**EXERCISE BRIEF**
Look through the records below and copy each line that includes the word "study".

- - - -

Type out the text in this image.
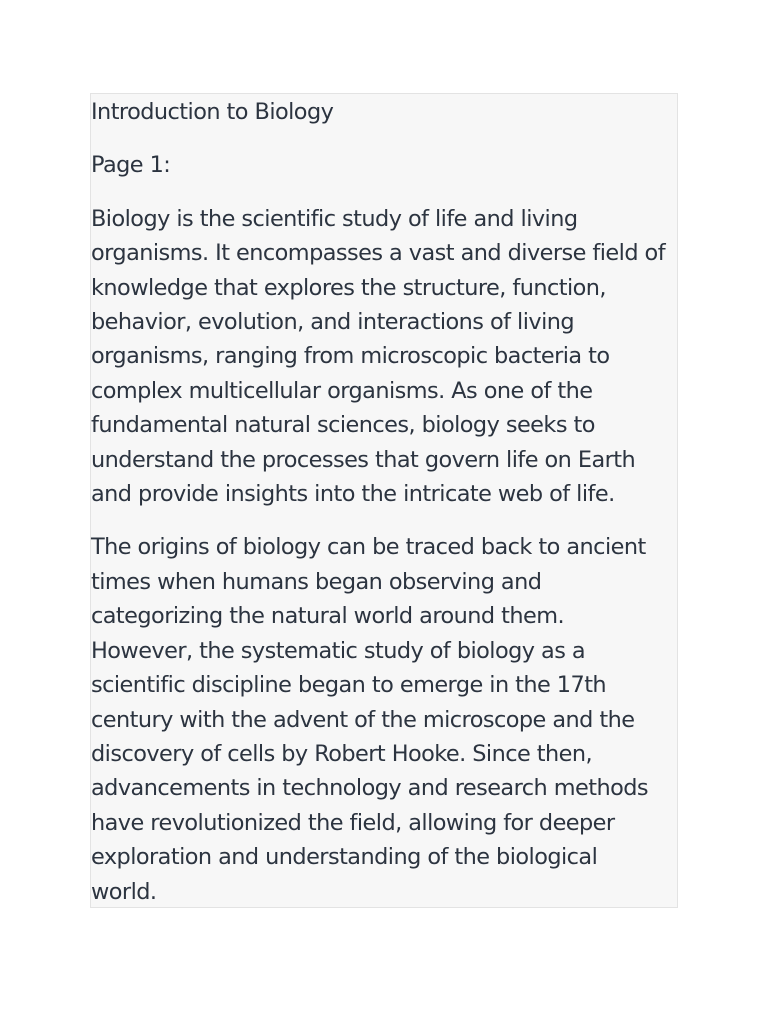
Introduction to Biology

Page 1:

Biology is the scientific study of life and living

organisms. It encompasses a vast and diverse field of

knowledge that explores the structure, function,

behavior, evolution, and interactions of living

organisms, ranging from microscopic bacteria to

complex multicellular organisms. As one of the

fundamental natural sciences, biology seeks to

understand the processes that govern life on Earth

and provide insights into the intricate web of life.

The origins of biology can be traced back to ancient

times when humans began observing and

categorizing the natural world around them.

However, the systematic study of biology as a

scientific discipline began to emerge in the 17th

century with the advent of the microscope and the

discovery of cells by Robert Hooke. Since then,

advancements in technology and research methods

have revolutionized the field, allowing for deeper

exploration and understanding of the biological

world.
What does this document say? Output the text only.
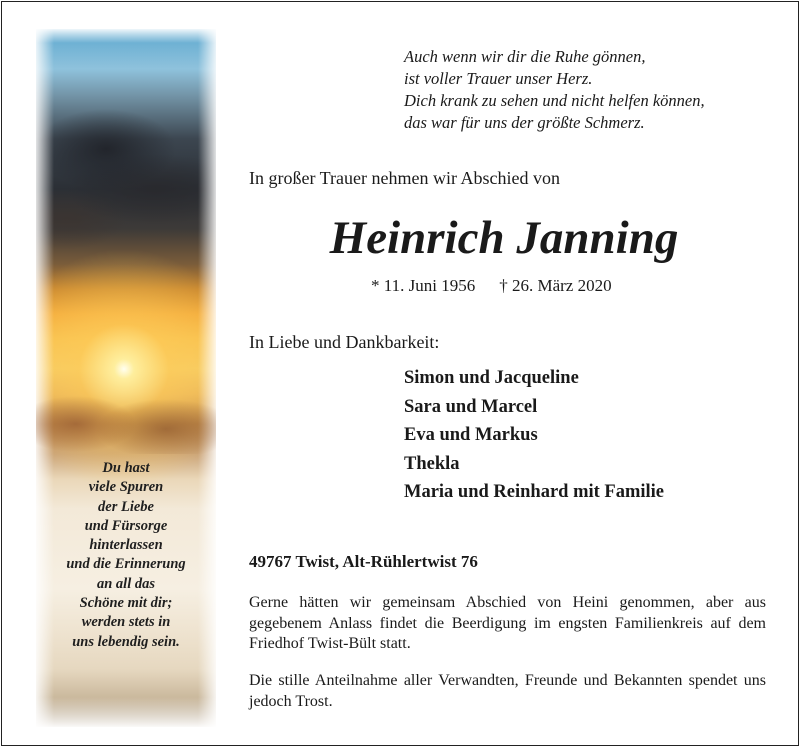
Du hast
viele Spuren
der Liebe
und Fürsorge
hinterlassen
und die Erinnerung
an all das
Schöne mit dir;
werden stets in
uns lebendig sein.
Auch wenn wir dir die Ruhe gönnen,
ist voller Trauer unser Herz.
Dich krank zu sehen und nicht helfen können,
das war für uns der größte Schmerz.
In großer Trauer nehmen wir Abschied von
Heinrich Janning
* 11. Juni 1956 † 26. März 2020
In Liebe und Dankbarkeit:
Simon und Jacqueline
Sara und Marcel
Eva und Markus
Thekla
Maria und Reinhard mit Familie
49767 Twist, Alt-Rühlertwist 76
Gerne hätten wir gemeinsam Abschied von Heini genommen, aber aus gegebenem Anlass findet die Beerdigung im engsten Familienkreis auf dem Friedhof Twist-Bült statt.
Die stille Anteilnahme aller Verwandten, Freunde und Bekannten spendet uns jedoch Trost.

- - - -

**TASK RESULT**
Biology is the scientific study of life and living
However, the systematic study of biology as a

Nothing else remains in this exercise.